15. Thus, if witnesses depose concerning computer print outs of call details generated they must speak the facts to establish that clauses (a) to (d) of sub-section (2) of Section 65B or sub-Section (3) thereof, as the case may be, are satisfied. It is not enough to say ‘I have seen the call details of the aforesaid three telephone connection on the record. The said calls details are Ex.PW-21/A, Ex.PW-21/B and Ex.PW-21/C respectively. The details are correct as per our record maintained in our office.‟

16. Section 386 of the Code of Criminal Procedure permits the appellate Court to direct further evidence to be recorded. We dispose of the appeal setting aside the judgment dated May 19, 2012 and order on sentence dated May 25, 2012 convicting appellant for the offence of having kidnapped for ransom and having murdered Master Harsh Verma.

17. We remand the matter to the learned Trial Court with a direction that further evidence would be led as required by law concerning the various call details record pertaining to the land line and mobile number which we have referred to hereinabove. The prosecutor would be given an opportunity to prove the FSL report.

18. Copy of this decision is directed to be sent to the District & Sessions Judge(s) of the eleven districts in Delhi who shall bring the same to the notice of all the judicial officers working in their respective districts.

________

_Requirement A_
Answer these questions using the judgment above:
(i) Which section of the Code of Criminal Procedure permits the appellate Court to direct further evidence to be recorded?
(ii) On what date was the order on sentence passed?
(iii) To whom is a copy of the decision directed to be sent?
_Requirement B_
Pull out everything in the judgment from "16. Section 386" down to "Master Harsh Verma.", copying it word for word.

_Supplied material_
________

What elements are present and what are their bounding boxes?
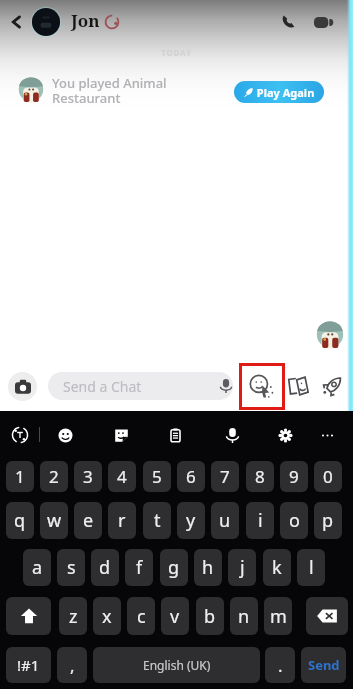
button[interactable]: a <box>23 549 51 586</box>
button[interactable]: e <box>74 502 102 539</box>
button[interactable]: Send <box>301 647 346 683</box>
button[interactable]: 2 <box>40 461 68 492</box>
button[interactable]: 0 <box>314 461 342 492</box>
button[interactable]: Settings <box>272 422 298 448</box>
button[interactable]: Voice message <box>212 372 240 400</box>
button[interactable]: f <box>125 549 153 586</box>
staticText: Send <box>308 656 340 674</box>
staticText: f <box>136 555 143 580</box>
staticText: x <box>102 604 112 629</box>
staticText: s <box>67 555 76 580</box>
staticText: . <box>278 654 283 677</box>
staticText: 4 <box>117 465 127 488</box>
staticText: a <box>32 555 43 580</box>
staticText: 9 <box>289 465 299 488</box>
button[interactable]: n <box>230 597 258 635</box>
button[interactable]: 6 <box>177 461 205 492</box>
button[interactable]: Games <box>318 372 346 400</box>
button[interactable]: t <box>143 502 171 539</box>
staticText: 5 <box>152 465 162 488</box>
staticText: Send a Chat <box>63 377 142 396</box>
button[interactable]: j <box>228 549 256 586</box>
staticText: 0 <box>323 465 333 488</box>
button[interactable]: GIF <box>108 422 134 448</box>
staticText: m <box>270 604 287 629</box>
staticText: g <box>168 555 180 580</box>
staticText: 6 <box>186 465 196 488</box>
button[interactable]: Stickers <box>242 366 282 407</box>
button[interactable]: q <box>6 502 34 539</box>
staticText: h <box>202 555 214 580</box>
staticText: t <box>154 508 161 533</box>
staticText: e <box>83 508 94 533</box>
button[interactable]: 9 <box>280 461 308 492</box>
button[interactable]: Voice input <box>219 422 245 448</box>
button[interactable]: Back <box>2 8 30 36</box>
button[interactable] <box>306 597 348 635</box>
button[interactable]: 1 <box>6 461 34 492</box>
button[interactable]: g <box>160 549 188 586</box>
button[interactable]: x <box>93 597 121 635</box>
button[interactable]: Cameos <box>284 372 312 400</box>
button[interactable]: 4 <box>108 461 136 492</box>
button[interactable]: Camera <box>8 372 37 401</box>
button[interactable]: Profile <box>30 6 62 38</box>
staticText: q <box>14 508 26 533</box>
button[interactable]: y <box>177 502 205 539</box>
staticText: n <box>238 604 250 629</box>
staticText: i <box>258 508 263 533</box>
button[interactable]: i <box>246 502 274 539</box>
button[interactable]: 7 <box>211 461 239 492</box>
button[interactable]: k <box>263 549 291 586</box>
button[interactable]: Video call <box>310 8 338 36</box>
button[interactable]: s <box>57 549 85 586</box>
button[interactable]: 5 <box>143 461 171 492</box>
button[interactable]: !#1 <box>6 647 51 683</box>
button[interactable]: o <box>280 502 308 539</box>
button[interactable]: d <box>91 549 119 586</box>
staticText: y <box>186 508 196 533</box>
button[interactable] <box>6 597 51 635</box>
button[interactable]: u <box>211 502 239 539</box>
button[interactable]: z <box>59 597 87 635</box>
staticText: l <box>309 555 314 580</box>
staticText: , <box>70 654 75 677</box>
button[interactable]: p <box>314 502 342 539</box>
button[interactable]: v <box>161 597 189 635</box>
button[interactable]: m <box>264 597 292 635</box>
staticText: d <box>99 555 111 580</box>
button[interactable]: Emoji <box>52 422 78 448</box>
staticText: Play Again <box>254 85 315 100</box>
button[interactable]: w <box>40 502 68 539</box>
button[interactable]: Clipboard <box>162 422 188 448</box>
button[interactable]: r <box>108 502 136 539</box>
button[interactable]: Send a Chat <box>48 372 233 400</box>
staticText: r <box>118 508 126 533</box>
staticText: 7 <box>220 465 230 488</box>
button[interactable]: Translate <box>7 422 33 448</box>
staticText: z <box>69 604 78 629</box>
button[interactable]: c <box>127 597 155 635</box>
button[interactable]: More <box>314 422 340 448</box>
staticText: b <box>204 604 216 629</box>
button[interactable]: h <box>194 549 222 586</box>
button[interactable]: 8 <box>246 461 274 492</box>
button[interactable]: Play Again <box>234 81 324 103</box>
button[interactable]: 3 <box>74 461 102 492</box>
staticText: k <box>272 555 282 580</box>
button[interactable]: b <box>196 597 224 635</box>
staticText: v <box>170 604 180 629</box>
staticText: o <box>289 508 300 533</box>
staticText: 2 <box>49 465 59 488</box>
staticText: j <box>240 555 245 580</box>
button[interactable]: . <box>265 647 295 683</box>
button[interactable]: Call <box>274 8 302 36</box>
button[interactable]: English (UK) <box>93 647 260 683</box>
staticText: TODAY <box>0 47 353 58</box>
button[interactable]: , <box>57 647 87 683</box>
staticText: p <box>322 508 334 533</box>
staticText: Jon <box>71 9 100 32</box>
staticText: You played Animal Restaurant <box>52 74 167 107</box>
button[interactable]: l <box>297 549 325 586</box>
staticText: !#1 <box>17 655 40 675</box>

________

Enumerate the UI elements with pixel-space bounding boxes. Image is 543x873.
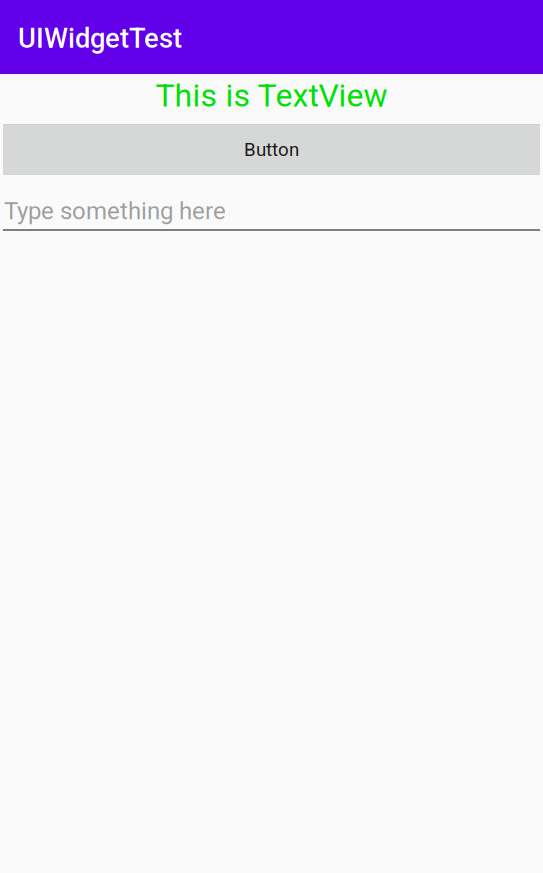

________

_Task output A_
(i) Section 386
(ii) May 25, 2012
(iii) The District & Sessions Judge(s) of the eleven districts in Delhi

_Task output B_
16. Section 386 of the Code of Criminal Procedure permits the appellate Court to direct further evidence to be recorded. We dispose of the appeal setting aside the judgment dated May 19, 2012 and order on sentence dated May 25, 2012 convicting appellant for the offence of having kidnapped for ransom and having murdered Master Harsh Verma.